▽
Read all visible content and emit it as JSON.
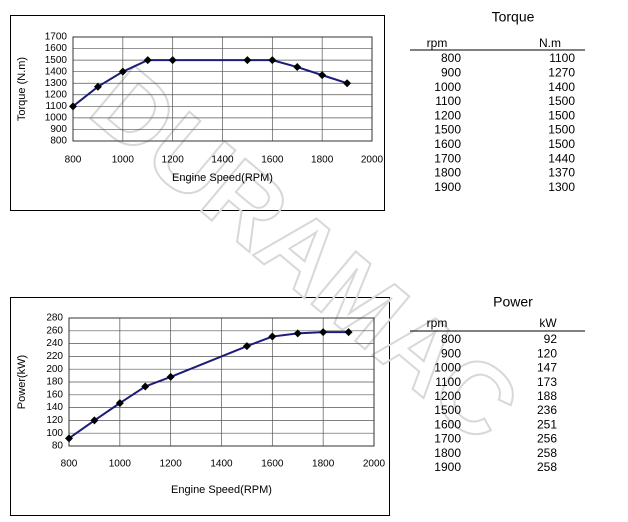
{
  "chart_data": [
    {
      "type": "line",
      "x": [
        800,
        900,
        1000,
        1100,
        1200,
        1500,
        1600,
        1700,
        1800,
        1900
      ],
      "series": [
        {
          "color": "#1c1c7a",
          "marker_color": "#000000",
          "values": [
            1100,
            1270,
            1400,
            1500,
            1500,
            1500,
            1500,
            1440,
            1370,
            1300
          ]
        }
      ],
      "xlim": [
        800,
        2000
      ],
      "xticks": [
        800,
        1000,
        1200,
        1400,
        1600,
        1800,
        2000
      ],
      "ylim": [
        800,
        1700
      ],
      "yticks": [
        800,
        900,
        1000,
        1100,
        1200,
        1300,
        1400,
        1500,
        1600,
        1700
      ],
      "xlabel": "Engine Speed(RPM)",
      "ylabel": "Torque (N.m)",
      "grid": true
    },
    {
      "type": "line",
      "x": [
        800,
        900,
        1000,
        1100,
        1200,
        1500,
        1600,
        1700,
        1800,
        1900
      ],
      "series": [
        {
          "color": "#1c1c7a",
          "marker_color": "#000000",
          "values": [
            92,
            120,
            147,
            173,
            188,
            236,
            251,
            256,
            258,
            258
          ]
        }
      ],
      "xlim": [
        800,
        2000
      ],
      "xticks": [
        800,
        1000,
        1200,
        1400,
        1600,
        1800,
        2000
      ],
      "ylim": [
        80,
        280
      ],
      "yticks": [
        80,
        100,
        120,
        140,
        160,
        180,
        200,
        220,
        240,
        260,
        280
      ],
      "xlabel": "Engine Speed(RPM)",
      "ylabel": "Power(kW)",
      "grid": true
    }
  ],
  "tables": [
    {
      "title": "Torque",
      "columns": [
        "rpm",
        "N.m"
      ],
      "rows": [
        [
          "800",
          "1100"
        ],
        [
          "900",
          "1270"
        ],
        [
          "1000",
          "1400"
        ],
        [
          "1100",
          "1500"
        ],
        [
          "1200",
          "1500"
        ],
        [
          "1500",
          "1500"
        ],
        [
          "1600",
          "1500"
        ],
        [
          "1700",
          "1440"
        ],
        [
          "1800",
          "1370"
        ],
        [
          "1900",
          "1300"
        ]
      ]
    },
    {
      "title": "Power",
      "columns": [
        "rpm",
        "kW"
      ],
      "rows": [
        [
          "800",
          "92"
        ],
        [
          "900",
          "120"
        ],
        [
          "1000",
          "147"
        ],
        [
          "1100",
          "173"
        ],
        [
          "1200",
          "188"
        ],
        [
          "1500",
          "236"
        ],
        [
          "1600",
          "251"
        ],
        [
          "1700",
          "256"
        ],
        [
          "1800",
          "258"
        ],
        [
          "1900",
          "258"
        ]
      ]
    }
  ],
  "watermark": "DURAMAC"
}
△
▽
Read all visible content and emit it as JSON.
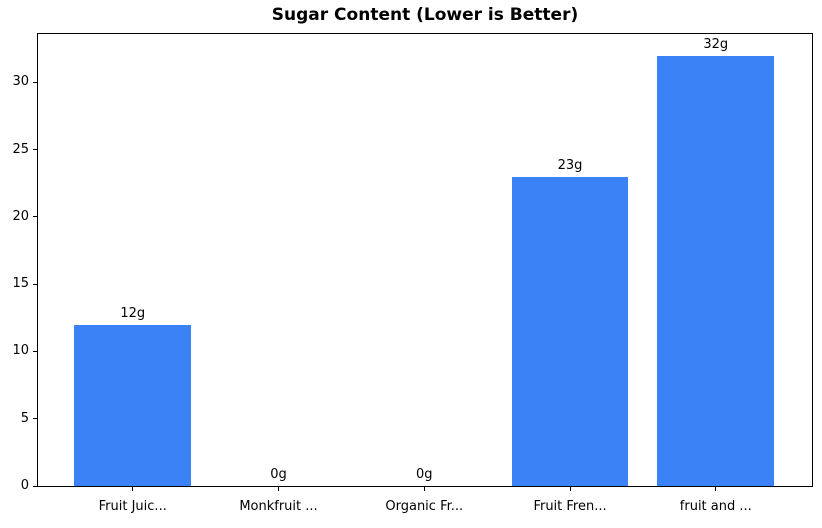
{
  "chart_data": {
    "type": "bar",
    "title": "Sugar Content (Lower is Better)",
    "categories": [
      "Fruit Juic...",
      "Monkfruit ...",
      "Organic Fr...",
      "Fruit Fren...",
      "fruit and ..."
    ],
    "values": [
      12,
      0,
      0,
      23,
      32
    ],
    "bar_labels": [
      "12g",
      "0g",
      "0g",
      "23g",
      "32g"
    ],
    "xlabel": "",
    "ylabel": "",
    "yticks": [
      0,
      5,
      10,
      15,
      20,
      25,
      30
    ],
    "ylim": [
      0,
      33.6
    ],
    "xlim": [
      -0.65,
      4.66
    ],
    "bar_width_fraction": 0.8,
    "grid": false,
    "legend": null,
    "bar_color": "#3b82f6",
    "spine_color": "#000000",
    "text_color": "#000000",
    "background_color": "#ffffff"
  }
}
△
▽
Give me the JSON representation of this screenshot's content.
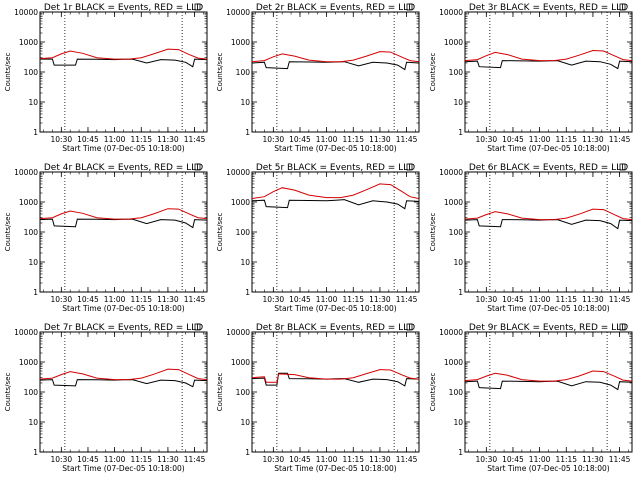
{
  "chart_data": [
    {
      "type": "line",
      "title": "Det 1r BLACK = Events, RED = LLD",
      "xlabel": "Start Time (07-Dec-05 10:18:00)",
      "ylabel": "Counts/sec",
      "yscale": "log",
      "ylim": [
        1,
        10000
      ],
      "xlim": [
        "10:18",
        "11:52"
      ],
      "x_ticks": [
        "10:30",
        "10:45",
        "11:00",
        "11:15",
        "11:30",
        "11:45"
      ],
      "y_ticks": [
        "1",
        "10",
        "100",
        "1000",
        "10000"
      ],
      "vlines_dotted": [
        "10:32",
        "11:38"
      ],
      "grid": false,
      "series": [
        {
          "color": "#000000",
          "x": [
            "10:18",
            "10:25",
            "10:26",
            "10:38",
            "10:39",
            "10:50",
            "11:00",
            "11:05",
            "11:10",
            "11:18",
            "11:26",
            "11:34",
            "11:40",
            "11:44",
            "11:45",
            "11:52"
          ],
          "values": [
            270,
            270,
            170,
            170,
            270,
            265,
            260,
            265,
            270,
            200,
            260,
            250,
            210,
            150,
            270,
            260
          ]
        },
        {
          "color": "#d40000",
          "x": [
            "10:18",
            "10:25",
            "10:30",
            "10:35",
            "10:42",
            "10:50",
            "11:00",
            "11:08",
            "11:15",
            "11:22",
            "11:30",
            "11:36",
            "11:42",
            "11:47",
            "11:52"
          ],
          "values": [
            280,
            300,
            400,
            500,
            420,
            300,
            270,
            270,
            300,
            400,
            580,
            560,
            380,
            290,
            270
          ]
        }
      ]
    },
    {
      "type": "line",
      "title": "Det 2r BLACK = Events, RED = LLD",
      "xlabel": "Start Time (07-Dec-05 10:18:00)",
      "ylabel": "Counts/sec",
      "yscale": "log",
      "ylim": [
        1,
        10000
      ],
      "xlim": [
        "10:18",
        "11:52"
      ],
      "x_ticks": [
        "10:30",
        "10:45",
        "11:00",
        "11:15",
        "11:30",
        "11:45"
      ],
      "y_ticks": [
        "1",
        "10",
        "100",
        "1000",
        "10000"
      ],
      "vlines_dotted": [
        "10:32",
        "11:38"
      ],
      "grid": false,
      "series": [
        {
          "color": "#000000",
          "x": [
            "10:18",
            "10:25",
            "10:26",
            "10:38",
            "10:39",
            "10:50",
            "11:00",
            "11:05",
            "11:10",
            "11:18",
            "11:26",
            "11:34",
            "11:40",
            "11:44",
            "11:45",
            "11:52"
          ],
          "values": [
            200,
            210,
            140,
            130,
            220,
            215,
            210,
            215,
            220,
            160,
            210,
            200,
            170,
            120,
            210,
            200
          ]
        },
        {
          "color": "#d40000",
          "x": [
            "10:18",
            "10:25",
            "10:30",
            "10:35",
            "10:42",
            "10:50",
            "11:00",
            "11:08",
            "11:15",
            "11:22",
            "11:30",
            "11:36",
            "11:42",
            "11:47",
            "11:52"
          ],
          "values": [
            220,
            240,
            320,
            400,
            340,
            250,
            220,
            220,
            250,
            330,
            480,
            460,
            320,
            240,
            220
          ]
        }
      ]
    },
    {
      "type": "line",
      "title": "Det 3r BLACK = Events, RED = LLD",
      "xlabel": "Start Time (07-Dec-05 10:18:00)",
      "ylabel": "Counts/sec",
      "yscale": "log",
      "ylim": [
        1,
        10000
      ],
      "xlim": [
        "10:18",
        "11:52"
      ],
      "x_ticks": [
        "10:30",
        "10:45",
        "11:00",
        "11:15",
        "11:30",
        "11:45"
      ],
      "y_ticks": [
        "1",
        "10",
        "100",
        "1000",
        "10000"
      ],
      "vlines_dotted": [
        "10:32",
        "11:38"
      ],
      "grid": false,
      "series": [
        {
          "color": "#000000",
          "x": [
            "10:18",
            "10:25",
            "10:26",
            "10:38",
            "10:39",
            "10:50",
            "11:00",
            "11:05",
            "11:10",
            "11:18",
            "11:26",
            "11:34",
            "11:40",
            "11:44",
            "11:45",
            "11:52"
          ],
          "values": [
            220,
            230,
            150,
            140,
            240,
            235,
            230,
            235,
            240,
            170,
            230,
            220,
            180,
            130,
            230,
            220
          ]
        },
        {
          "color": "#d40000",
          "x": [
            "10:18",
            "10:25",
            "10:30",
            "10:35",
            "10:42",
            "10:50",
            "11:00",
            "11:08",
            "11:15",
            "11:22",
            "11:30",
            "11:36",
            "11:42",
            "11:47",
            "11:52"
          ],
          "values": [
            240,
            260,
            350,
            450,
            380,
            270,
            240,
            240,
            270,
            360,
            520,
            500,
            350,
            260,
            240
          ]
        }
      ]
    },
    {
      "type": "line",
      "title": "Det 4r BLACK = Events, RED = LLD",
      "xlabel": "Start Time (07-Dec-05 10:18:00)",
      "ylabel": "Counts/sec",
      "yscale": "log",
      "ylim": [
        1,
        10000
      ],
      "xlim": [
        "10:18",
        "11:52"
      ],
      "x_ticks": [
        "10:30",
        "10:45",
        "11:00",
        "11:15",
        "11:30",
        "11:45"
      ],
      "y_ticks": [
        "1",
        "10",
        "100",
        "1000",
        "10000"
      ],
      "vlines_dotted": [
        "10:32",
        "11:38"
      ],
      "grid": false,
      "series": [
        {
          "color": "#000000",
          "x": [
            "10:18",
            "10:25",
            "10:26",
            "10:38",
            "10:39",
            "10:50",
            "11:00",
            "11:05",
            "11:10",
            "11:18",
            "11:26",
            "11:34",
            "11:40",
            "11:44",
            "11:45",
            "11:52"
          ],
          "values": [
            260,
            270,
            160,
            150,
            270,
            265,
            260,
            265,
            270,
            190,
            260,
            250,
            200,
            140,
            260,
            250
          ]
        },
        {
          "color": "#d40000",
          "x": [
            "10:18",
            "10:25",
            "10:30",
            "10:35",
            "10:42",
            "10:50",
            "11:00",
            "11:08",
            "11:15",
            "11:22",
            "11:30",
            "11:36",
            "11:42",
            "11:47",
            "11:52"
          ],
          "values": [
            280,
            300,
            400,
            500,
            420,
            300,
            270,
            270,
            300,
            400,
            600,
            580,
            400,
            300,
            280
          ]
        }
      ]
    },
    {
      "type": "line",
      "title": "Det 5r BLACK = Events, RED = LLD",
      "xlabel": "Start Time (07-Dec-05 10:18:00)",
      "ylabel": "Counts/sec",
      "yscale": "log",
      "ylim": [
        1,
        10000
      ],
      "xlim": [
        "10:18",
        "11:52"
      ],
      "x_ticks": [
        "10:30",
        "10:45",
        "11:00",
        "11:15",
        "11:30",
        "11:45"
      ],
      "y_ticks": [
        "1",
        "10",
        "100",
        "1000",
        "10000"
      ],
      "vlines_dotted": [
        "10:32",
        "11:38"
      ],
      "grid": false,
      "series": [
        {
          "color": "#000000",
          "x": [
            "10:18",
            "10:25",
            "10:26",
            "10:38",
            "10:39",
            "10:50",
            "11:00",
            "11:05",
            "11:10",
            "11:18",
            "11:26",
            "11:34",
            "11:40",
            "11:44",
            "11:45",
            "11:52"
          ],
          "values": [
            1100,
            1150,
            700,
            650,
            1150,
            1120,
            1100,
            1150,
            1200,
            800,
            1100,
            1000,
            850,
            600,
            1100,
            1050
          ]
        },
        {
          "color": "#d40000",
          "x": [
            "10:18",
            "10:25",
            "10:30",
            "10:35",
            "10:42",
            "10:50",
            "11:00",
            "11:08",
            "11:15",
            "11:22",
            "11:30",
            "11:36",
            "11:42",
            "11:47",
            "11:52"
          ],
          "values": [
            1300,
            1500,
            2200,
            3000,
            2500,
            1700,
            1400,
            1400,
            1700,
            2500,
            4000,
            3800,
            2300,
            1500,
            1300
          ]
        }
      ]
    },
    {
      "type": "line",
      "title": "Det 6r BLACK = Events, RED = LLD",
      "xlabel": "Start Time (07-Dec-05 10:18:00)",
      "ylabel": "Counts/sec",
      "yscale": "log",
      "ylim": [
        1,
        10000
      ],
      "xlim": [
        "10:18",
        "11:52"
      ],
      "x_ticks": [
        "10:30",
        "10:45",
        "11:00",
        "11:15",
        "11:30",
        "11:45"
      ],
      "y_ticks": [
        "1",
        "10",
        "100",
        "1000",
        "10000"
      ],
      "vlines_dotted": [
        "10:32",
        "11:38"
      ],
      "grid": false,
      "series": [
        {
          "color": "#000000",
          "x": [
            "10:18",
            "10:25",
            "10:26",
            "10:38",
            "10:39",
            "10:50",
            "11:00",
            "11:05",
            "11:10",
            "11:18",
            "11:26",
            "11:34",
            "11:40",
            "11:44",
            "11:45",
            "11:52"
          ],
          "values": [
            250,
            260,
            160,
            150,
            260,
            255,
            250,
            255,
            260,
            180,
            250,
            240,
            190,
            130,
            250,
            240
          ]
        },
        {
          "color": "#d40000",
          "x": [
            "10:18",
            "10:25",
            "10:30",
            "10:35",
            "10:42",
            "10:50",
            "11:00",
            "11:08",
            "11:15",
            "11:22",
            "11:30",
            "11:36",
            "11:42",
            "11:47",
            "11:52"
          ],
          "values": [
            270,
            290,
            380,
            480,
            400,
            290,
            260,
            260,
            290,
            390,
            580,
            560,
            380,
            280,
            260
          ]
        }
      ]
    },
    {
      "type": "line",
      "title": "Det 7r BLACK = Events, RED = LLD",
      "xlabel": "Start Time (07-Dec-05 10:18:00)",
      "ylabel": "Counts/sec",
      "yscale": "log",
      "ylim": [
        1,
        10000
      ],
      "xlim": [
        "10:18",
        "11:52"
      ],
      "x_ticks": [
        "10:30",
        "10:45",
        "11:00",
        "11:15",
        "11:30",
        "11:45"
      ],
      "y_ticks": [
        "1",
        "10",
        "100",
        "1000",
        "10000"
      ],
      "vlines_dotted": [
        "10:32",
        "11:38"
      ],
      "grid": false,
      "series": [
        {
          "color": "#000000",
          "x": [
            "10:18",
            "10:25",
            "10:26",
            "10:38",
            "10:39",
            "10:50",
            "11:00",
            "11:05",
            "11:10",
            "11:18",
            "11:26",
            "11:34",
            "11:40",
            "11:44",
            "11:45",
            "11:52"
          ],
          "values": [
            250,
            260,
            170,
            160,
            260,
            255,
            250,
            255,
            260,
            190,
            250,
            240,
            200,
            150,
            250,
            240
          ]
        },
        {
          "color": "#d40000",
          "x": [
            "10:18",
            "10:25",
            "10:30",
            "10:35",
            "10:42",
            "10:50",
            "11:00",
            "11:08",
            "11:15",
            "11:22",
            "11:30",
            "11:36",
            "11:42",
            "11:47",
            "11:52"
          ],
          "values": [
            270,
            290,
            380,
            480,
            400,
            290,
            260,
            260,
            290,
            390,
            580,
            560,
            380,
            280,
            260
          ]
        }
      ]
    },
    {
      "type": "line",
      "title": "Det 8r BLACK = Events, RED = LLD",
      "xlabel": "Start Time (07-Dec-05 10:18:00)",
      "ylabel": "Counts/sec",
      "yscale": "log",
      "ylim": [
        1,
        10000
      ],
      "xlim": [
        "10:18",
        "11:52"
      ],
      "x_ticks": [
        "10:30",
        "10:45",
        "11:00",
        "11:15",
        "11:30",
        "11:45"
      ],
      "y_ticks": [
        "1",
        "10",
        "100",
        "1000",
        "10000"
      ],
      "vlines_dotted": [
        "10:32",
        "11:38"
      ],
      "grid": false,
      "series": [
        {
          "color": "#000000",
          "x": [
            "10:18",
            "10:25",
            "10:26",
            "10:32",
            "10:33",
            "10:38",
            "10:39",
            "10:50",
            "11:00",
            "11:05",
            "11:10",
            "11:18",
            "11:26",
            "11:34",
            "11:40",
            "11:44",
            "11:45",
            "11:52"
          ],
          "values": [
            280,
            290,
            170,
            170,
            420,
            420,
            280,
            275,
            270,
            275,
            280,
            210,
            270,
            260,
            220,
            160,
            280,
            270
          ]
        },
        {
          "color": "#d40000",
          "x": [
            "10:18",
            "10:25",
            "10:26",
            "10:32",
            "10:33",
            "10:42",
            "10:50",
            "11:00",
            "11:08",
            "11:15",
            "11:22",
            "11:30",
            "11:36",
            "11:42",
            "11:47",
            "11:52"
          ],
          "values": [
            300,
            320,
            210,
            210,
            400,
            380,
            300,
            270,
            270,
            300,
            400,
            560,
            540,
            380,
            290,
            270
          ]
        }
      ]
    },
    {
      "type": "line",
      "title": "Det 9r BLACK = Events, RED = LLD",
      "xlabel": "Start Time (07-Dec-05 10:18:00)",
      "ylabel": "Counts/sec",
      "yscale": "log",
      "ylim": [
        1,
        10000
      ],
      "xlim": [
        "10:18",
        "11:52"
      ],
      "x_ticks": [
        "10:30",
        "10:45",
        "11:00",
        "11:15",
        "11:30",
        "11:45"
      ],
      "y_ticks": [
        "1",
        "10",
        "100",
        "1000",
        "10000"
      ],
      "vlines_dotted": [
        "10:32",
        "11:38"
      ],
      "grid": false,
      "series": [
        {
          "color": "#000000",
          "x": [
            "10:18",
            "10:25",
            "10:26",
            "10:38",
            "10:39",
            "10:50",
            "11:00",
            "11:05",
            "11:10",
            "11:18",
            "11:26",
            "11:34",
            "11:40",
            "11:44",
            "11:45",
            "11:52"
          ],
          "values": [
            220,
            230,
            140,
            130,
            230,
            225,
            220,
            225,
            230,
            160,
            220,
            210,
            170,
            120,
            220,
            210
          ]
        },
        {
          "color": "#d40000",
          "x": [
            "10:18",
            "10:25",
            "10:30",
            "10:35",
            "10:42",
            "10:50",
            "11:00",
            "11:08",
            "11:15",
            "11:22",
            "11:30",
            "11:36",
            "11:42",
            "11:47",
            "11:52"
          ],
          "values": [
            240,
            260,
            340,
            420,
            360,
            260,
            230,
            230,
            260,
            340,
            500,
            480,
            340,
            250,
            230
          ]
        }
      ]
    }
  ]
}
△
Work to complete: Collect every line with the string "title" from the records, and copy each.

Answer in full:
      "title": "Torque",
      "title": "Power",
    "title": "Sugar Content (Lower is Better)",
      "title": "Det 1r BLACK = Events, RED = LLD",
      "title": "Det 2r BLACK = Events, RED = LLD",
      "title": "Det 3r BLACK = Events, RED = LLD",
      "title": "Det 4r BLACK = Events, RED = LLD",
      "title": "Det 5r BLACK = Events, RED = LLD",
      "title": "Det 6r BLACK = Events, RED = LLD",
      "title": "Det 7r BLACK = Events, RED = LLD",
      "title": "Det 8r BLACK = Events, RED = LLD",
      "title": "Det 9r BLACK = Events, RED = LLD",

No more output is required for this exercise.